(TEXT EXCERPT Opens)
A Song in Her Heart

Piano teacher shares a lifelong love for music

Story and photos by Dianna Troyer

LeNell Griffin plays “Consider the Lilies.” When she turns 88 this August 14, she plans to play her own birthday song.

An epiphany struck LeNell Griffin in junior high school as she watched a pianist perform.

“A woman came to play for our school operetta,” the Rupert resident recalls. “More than anything, I wanted to learn to play piano and to do it all my life. I promised my heavenly father that if my parents bought me a piano, I would teach others.

“And I’ve kept that promise for 69 years.”

LeNell, 87, has taught students from age 6 to adults and even some retirees.

“I’ve had all kinds and taught them all to have a lifelong love of piano and music,” she says.

In Minidoka and Cassia counties, she has become known as a beloved musical matriarch, the pianist to call to perform at weddings, reunions, graduations, Christmas celebrations, receptions and funerals.
(TEXT EXCERPT Closes)
(RECORDS Opens)
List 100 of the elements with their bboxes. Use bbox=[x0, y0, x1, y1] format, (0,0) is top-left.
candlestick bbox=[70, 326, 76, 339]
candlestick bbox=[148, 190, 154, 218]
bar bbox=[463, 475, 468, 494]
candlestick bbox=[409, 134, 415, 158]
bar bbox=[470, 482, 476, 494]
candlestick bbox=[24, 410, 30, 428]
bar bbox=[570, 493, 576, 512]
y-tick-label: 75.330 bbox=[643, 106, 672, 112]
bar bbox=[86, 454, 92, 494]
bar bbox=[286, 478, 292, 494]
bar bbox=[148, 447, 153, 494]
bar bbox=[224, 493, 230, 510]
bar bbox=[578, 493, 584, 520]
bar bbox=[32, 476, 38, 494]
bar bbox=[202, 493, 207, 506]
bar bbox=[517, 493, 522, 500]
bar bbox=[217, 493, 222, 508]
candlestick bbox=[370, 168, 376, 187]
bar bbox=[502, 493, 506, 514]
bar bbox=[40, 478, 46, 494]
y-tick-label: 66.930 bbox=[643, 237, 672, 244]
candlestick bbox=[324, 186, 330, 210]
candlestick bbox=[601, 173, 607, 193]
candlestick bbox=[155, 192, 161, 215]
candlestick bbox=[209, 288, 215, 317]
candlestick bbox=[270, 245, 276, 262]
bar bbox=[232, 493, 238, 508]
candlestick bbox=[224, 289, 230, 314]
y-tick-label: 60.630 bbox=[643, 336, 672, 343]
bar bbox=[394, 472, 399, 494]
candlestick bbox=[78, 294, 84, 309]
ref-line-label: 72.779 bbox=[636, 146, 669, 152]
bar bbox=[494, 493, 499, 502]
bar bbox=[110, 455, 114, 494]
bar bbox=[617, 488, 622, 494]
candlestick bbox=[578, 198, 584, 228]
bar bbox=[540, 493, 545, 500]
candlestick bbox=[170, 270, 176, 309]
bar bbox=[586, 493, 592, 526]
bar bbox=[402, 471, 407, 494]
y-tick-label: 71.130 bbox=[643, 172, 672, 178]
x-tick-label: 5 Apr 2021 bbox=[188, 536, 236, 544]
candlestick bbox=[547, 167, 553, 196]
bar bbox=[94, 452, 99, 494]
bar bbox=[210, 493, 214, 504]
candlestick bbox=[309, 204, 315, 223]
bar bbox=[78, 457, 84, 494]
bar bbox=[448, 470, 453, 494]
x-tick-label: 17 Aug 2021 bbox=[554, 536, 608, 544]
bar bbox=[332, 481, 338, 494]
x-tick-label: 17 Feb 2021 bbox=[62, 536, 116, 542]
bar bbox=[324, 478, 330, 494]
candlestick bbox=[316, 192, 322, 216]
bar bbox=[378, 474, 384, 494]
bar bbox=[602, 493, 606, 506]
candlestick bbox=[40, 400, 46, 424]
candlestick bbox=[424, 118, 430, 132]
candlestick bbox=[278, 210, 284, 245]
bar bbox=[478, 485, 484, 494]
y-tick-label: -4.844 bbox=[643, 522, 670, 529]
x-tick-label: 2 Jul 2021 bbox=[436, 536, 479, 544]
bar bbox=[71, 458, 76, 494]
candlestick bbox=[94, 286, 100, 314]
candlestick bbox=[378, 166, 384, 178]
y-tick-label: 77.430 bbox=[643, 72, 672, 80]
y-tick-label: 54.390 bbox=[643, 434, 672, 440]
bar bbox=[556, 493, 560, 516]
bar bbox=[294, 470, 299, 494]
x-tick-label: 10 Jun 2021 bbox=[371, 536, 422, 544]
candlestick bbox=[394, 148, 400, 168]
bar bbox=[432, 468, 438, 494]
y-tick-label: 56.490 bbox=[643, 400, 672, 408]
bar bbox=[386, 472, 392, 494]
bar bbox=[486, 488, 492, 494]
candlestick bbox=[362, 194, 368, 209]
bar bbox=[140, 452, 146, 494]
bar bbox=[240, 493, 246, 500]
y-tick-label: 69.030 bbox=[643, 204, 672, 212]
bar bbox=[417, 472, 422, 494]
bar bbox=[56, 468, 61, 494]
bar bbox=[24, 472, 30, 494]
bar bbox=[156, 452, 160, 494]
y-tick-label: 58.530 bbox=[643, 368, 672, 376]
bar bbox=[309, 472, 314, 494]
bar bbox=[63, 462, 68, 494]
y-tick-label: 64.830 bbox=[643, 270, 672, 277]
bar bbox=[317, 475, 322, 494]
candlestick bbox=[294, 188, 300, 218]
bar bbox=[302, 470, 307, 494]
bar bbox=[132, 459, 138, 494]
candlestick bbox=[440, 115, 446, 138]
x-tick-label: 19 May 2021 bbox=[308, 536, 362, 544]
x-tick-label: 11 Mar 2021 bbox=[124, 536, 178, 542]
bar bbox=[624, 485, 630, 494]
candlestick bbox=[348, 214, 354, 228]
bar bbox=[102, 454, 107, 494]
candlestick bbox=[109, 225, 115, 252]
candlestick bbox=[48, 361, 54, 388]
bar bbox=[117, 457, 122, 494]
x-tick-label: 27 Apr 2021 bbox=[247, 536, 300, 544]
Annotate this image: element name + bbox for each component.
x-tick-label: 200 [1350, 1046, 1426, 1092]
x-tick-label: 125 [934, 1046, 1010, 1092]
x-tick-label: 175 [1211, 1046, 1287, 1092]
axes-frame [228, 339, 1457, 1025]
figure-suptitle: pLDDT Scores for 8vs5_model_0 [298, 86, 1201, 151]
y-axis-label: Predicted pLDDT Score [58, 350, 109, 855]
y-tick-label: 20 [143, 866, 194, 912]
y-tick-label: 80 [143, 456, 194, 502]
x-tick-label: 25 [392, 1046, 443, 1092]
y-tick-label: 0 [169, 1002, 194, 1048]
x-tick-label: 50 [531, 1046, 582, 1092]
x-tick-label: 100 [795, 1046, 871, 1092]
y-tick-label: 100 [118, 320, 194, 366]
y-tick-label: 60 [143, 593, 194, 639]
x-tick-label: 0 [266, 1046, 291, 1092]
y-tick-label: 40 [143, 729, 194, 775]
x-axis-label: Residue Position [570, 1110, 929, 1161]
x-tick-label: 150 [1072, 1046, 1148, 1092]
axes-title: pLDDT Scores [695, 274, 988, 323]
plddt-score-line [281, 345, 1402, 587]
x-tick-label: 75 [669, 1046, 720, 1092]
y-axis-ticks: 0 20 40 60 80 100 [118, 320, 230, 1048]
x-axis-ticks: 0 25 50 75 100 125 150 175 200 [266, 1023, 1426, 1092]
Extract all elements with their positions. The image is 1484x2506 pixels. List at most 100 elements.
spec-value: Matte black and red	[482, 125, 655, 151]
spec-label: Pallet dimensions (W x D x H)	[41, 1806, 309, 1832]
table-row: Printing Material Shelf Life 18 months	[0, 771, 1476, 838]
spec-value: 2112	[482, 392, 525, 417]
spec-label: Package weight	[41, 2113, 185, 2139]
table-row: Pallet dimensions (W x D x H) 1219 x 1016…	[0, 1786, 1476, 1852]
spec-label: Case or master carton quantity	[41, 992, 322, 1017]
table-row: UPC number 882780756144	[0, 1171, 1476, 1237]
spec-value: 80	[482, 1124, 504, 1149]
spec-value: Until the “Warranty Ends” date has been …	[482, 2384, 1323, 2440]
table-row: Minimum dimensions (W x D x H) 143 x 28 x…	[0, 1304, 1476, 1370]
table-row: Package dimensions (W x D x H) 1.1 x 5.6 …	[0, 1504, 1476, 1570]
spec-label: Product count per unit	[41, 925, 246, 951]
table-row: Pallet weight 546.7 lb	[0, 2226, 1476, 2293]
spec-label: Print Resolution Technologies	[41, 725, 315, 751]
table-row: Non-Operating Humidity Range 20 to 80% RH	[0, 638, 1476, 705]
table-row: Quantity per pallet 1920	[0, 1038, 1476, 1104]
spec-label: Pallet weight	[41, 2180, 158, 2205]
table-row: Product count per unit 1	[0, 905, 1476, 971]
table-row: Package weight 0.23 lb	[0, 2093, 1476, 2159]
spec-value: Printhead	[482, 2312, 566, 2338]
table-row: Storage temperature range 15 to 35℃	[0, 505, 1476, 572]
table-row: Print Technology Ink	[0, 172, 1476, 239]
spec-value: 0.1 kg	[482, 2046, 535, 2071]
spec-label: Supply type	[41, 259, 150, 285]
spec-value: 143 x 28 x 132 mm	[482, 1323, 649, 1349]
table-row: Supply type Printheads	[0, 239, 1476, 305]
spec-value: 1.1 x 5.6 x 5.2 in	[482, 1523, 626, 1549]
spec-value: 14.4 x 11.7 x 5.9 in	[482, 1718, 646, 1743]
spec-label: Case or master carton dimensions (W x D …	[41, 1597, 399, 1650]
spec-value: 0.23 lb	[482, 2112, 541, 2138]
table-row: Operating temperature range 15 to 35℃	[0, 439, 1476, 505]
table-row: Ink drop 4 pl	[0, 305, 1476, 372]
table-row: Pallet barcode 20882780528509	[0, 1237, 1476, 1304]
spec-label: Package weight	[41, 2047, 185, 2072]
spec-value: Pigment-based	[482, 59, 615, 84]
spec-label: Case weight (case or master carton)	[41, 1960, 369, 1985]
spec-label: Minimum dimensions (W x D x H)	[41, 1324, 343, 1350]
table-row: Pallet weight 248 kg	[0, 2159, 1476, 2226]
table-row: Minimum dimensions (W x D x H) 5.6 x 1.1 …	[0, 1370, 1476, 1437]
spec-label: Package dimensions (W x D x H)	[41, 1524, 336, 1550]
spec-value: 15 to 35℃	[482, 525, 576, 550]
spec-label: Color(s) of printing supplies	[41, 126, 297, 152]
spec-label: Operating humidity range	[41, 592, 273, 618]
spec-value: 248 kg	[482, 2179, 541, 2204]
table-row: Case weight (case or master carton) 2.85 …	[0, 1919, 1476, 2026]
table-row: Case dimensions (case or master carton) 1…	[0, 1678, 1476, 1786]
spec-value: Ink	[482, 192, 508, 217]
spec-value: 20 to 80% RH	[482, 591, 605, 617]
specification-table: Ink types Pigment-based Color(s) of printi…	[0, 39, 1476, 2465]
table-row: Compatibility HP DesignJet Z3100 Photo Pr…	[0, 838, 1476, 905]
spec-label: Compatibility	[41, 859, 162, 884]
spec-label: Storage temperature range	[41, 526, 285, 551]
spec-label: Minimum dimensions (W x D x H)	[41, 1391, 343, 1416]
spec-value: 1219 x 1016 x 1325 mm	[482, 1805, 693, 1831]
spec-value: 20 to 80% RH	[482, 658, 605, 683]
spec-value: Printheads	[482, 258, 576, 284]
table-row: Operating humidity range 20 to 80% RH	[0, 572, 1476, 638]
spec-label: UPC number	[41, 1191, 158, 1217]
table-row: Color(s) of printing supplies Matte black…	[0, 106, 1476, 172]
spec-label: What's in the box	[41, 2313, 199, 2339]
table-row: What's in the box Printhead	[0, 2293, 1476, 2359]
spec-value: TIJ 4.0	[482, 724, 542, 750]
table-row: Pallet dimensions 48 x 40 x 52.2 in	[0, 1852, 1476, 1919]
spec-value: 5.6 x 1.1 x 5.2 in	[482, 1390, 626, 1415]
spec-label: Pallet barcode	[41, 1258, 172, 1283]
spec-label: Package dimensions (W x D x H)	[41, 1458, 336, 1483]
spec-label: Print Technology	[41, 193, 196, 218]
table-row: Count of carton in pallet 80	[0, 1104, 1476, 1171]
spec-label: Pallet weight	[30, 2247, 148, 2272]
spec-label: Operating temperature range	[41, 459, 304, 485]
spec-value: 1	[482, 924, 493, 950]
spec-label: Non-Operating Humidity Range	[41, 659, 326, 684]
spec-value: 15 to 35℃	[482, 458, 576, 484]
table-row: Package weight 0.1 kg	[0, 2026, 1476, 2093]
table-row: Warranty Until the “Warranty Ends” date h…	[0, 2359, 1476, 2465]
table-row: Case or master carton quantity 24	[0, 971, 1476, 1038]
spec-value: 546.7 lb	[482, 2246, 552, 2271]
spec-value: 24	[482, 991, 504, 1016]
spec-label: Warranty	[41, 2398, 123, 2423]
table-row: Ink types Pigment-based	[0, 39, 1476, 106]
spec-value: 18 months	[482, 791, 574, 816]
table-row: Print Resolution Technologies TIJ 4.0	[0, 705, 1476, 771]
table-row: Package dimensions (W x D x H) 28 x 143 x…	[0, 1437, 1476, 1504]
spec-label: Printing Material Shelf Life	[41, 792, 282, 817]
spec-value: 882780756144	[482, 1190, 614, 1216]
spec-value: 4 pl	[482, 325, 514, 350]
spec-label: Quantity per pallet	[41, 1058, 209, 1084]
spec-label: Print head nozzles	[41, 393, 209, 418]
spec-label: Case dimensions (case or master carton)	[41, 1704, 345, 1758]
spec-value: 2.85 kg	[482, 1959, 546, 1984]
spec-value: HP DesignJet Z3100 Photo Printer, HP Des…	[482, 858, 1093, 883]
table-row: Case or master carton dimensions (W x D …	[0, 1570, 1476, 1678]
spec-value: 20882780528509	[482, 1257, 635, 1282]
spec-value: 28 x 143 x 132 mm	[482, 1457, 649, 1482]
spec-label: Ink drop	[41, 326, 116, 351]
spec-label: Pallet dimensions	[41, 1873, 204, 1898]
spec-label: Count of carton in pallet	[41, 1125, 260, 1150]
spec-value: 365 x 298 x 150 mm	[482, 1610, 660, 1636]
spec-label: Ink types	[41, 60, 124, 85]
(RECORDS Closes)
■ **PROBLEMS AND TASKS**:
a) Answer these questions from the article about LeNell Griffin:
(i) What song is LeNell Griffin shown playing?
(ii) For how many years has she kept her promise to teach others?
(iii) In which counties is she known as a beloved musical matriarch?
b) Continue the article about LeNell Griffin from its last sentence.

■ **RESULTS FOR THE EXERCISE**:
a)
(i) "Consider the Lilies."
(ii) 69 years.
(iii) Minidoka and Cassia counties.

b)
“People offer to pay me to play at funerals, but I refuse,” LeNell says. “How can I ever accept money for that? The joke among local morticians is that I’ve been to more funerals than they have.”

Jeff Rasmussen, who co-owns a funeral home in the area, is one of her former students as well as a longtime friend. He says he still remembers his lessons from ages 8 to 11 with LeNell.

“She’s a great teacher, and her emphasis on modulation, the circle of fifths and tips on sight reading gave me a firm foundation,” says Jeff, who majored in organ performance at Brigham Young University.

LeNell’s decades-long love of piano music began when she was 14.

“Each lesson cost $1, and every Saturday at 8 a.m., I walked a mile to my teacher’s house with my money,” LeNell recalls. “No one ever had to remind me to practice. In fact, it was just the opposite. My mother would tell me it was time for me to quit playing and do dishes or help with other housework.”

Adobe stock illustration by Argus

As she became more proficient, LeNell’s appreciative parents asked her to play for holidays and family celebrations.

“The piano stayed at my parents’ home, and they’d ask me to play at Christmas or for birthdays,” she says.

LeNell also plays requests from her husband, Theron, her biggest fan. “She plays my favorite song, ‘Danny Boy,’ or music from the 1950s,” Theron says.

After they were married in 1954, LeNell wanted her own piano and researched different brands, finally choosing one from Sohmer & Co.

“I paid it off at $28 a month,” she says. “It’s so well made that it rarely needs to be tuned.”

Theron is proud of his wife’s musical prowess.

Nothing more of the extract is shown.